» Set exercise
Each line that follows should be printed again exactly as it stands.

start Supplied records

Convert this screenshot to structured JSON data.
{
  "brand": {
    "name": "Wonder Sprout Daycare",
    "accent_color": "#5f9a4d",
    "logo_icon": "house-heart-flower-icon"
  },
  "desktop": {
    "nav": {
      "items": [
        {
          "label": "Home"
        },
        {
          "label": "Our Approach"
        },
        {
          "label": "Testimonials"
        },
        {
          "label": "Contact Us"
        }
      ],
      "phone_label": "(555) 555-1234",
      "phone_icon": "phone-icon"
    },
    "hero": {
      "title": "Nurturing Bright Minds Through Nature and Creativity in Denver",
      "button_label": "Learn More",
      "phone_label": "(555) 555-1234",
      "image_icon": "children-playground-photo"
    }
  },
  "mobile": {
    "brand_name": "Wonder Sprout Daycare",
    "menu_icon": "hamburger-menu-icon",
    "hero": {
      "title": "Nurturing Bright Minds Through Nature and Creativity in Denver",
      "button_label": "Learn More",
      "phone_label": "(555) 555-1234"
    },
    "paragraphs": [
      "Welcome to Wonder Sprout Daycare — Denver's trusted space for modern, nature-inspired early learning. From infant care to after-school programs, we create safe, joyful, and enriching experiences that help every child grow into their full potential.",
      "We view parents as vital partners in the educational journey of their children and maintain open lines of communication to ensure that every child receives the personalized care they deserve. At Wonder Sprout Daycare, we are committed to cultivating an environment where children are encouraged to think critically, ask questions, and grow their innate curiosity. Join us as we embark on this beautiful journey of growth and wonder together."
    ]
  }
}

end Supplied records

» Exercise response
Convert this screenshot to structured JSON data.
{
  "brand": {
    "name": "Wonder Sprout Daycare",
    "accent_color": "#5f9a4d",
    "logo_icon": "house-heart-flower-icon"
  },
  "desktop": {
    "nav": {
      "items": [
        {
          "label": "Home"
        },
        {
          "label": "Our Approach"
        },
        {
          "label": "Testimonials"
        },
        {
          "label": "Contact Us"
        }
      ],
      "phone_label": "(555) 555-1234",
      "phone_icon": "phone-icon"
    },
    "hero": {
      "title": "Nurturing Bright Minds Through Nature and Creativity in Denver",
      "button_label": "Learn More",
      "phone_label": "(555) 555-1234",
      "image_icon": "children-playground-photo"
    }
  },
  "mobile": {
    "brand_name": "Wonder Sprout Daycare",
    "menu_icon": "hamburger-menu-icon",
    "hero": {
      "title": "Nurturing Bright Minds Through Nature and Creativity in Denver",
      "button_label": "Learn More",
      "phone_label": "(555) 555-1234"
    },
    "paragraphs": [
      "Welcome to Wonder Sprout Daycare — Denver's trusted space for modern, nature-inspired early learning. From infant care to after-school programs, we create safe, joyful, and enriching experiences that help every child grow into their full potential.",
      "We view parents as vital partners in the educational journey of their children and maintain open lines of communication to ensure that every child receives the personalized care they deserve. At Wonder Sprout Daycare, we are committed to cultivating an environment where children are encouraged to think critically, ask questions, and grow their innate curiosity. Join us as we embark on this beautiful journey of growth and wonder together."
    ]
  }
}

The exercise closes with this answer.